» WHAT THE EXERCISE ASKS: Where a line of the listing below includes the word "properties", reproduce that line.

» RECORDS SUPPLIED:
++++++++++++++++++++
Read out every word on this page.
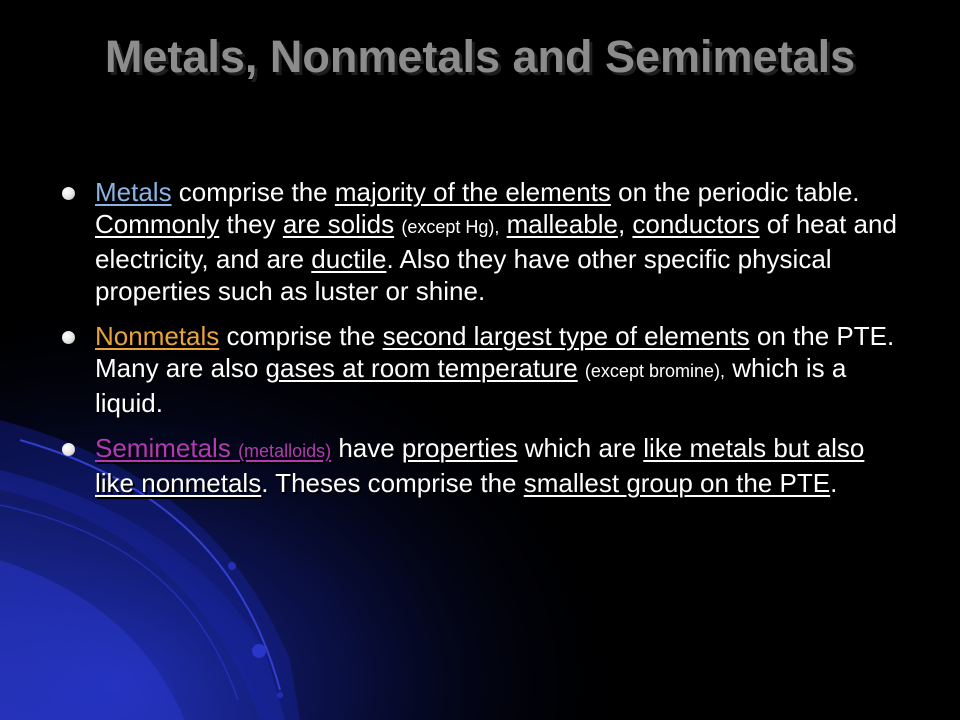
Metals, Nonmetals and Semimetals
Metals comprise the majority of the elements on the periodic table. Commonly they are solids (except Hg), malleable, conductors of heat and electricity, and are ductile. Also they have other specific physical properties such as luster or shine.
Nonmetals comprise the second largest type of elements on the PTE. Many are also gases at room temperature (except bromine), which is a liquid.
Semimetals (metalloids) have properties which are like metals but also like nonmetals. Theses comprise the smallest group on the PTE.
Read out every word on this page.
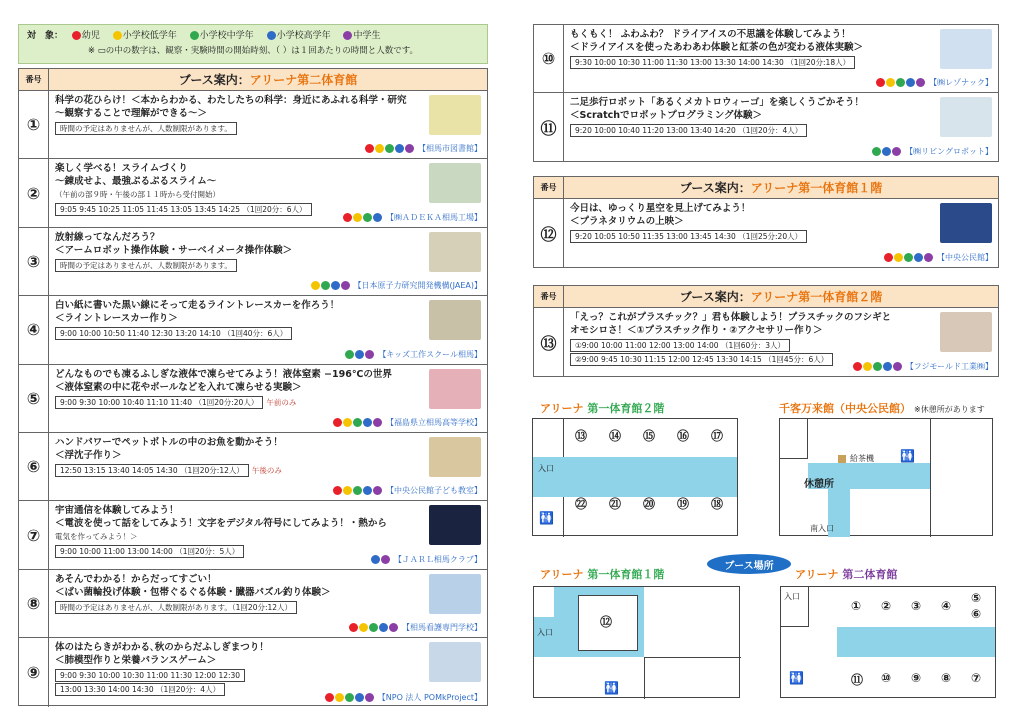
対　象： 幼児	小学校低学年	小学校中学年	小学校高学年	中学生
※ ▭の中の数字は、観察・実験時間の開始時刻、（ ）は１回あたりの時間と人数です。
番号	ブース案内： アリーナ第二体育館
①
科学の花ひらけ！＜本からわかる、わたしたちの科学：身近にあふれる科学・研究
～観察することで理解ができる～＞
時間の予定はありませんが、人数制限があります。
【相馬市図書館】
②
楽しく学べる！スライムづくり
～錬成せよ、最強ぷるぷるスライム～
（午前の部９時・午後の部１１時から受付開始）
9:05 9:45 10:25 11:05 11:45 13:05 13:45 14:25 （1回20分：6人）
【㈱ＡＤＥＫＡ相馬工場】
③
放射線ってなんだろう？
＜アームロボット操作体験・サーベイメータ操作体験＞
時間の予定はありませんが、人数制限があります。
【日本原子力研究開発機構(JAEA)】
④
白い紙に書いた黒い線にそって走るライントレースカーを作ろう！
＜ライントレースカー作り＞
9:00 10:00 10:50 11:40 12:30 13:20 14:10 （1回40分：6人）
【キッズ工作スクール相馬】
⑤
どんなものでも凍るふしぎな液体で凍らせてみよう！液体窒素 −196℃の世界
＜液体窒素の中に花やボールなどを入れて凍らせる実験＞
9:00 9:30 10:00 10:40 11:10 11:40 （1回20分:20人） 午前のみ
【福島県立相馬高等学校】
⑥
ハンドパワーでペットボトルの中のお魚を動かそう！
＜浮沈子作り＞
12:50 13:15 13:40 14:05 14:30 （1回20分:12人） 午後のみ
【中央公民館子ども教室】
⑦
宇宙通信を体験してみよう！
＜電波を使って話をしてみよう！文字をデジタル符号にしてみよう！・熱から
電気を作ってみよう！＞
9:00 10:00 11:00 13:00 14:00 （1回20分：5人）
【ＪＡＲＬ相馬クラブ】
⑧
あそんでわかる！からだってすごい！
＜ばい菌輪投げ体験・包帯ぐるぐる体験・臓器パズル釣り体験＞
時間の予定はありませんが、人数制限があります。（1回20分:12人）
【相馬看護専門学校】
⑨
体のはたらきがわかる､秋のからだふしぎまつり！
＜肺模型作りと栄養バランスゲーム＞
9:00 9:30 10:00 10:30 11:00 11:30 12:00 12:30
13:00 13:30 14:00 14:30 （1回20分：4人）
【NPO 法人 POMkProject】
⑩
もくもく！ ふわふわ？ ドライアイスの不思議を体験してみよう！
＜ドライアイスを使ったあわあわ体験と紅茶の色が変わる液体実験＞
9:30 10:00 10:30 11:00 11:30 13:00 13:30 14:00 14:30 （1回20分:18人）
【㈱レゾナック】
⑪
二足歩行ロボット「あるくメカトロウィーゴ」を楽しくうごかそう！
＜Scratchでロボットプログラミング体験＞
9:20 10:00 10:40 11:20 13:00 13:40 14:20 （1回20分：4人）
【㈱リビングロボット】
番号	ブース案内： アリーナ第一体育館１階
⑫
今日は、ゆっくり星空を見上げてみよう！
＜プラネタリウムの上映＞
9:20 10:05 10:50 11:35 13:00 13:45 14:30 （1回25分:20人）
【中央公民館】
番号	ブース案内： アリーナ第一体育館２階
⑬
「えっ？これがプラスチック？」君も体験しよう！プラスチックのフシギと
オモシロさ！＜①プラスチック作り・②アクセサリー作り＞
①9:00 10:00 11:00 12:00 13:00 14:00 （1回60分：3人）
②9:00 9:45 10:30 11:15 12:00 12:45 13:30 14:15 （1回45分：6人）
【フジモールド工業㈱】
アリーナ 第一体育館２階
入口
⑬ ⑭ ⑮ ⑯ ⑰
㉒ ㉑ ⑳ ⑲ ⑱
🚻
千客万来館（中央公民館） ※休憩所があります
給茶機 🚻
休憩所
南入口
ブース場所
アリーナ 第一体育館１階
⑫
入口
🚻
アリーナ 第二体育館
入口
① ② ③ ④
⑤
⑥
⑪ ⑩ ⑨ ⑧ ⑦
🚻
++++++++++++++++++++
» RESULT BELOW:
Metals comprise the majority of the elements on the periodic table. Commonly they are solids (except Hg), malleable, conductors of heat and electricity, and are ductile. Also they have other specific physical properties such as luster or shine.
Semimetals (metalloids) have properties which are like metals but also like nonmetals. Theses comprise the smallest group on the PTE.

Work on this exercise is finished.